EXTRAIT DE PAGE
.....
8 campagnes de deux semaines chacune ont été réalisées aléatoirement dans l’année afin de représenter au mieux une année de mesure :
Les niveaux de dioxyde d’azote relevés au cours des huit campagnes sont modérés. Des pointes horaires peuvent être observées : elles sont liées à l’activité humaine à laquelle des conditions météorologiques défavorables à la dispersion des polluants peuvent être associées. En particulier, les activités quotidiennes sont perceptibles à travers l’augmentation des concentrations en air ambiant lors des traditionnelles heures d’affluence automobile.
Les teneurs en poussières en suspension sont également modérées. Elles correspondent aux concentrations relevées sur les sites des agglomérations urbaines de la région Poitou-Charentes. Le profil journalier a montré l’influence de la circulation automobile sur les teneurs en PM10 relevées à Châtellerault. Le site provisoire implanté Cours Blossac présente un comportement pour les poussières en suspension et les oxydes d’azote comparable aux stations fixes de type urbain des agglomérations de La Rochelle, Niort et Angoulême.
.....
JEU DE DONNÉES
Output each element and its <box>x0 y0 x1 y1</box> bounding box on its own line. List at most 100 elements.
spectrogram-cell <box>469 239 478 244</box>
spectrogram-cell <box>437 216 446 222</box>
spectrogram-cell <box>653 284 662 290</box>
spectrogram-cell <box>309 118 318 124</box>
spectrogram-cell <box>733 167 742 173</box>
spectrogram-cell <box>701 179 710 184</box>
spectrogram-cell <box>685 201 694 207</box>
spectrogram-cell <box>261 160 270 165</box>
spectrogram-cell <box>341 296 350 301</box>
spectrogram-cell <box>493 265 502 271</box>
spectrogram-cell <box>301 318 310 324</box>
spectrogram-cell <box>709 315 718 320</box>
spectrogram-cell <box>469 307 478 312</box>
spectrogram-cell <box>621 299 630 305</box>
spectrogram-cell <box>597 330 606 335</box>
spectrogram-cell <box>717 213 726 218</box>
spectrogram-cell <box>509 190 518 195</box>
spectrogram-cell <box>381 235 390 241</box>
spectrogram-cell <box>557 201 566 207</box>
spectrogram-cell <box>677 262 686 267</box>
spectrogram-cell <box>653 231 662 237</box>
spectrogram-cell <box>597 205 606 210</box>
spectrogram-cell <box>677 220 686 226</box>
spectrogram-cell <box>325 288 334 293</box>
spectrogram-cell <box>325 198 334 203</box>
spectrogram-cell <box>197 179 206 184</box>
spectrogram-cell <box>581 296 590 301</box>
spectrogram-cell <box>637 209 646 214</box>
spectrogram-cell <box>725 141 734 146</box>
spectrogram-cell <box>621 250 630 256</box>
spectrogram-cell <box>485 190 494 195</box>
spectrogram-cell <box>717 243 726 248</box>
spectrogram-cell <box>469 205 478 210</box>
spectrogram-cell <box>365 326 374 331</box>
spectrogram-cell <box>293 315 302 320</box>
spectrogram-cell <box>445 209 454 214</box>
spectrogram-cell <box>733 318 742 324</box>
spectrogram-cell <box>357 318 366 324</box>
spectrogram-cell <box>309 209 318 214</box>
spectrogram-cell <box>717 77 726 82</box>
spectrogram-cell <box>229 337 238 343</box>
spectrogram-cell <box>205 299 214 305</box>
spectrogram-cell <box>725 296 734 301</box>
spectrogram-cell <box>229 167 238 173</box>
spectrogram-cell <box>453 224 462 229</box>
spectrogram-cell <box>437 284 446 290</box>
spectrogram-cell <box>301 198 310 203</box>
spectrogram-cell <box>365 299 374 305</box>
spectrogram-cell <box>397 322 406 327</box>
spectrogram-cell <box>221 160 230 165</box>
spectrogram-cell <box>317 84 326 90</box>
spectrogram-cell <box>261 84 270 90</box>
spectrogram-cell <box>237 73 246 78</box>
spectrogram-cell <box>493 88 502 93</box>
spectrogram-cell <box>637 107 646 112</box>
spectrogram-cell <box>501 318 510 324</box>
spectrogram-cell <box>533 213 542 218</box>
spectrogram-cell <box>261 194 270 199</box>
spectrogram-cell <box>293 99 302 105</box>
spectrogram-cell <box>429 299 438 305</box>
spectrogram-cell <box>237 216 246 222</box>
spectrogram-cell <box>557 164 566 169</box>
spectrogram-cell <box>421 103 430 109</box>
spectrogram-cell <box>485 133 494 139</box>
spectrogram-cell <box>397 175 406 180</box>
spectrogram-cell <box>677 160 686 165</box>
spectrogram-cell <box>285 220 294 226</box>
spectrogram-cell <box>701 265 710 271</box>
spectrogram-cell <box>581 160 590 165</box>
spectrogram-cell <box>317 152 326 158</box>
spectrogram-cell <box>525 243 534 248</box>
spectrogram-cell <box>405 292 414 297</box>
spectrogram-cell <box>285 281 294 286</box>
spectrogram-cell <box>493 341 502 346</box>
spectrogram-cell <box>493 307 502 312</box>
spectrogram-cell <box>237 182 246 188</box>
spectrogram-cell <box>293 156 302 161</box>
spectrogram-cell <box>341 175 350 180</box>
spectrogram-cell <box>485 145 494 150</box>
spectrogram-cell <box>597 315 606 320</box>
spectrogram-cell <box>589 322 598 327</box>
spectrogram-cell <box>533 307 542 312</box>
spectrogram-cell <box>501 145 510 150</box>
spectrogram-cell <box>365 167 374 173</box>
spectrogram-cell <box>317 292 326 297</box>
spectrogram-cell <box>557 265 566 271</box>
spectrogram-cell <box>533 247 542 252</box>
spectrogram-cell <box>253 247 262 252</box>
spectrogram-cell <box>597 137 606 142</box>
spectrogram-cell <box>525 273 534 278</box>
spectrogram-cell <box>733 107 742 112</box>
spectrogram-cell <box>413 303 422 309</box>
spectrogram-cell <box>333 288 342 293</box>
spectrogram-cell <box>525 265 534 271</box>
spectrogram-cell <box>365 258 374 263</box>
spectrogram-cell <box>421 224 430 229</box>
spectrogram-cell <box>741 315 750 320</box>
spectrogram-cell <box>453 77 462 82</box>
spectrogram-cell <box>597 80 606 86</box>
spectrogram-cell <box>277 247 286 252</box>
.....
EXERCICES PROPOSÉS
1. Selon l'extrait sur la qualité de l'air, à quoi sont dues les pointes horaires de dioxyde d'azote ? Répondez en une à trois phrases.
2. Rédigez la suite de l'extrait sur la qualité de l'air à partir de sa dernière phrase.
Les données n'ont aucun lien avec l'extrait sur la qualité de l'air.

RÉSULTATS
1. Les pointes horaires de dioxyde d'azote sont liées à l'activité humaine, à laquelle peuvent s'ajouter des conditions météorologiques défavorables à la dispersion des polluants. Les activités quotidiennes se manifestent notamment par une hausse des concentrations aux heures habituelles d'affluence automobile.

2.
Le cas de l’ozone est plus complexe du fait des caractéristiques de cet indicateur de la pollution photo-oxydante. Schématiquement, l’ozone est produit lors de réactions chimiques faisant intervenir les polluants d’origine automobile, réactions chimiques initiées par l’énergie fournie par le rayonnement solaire. Les niveaux d’ozone sont donc comparables sur une large zone. Pour l’ozone, la règlementation exprime des dépassements de valeurs d’exposition : la valeur d’information de la population n’a pas été atteinte tandis que l’objectif de qualité (110 µg/m3 sur 8 heures glissantes) est très certainement atteint de nombreux jours par an à l’image de l’ensemble des sites fixes de mesure sur la région.
Dans ce cas de figure, les valeurs règlementaires sont respectées.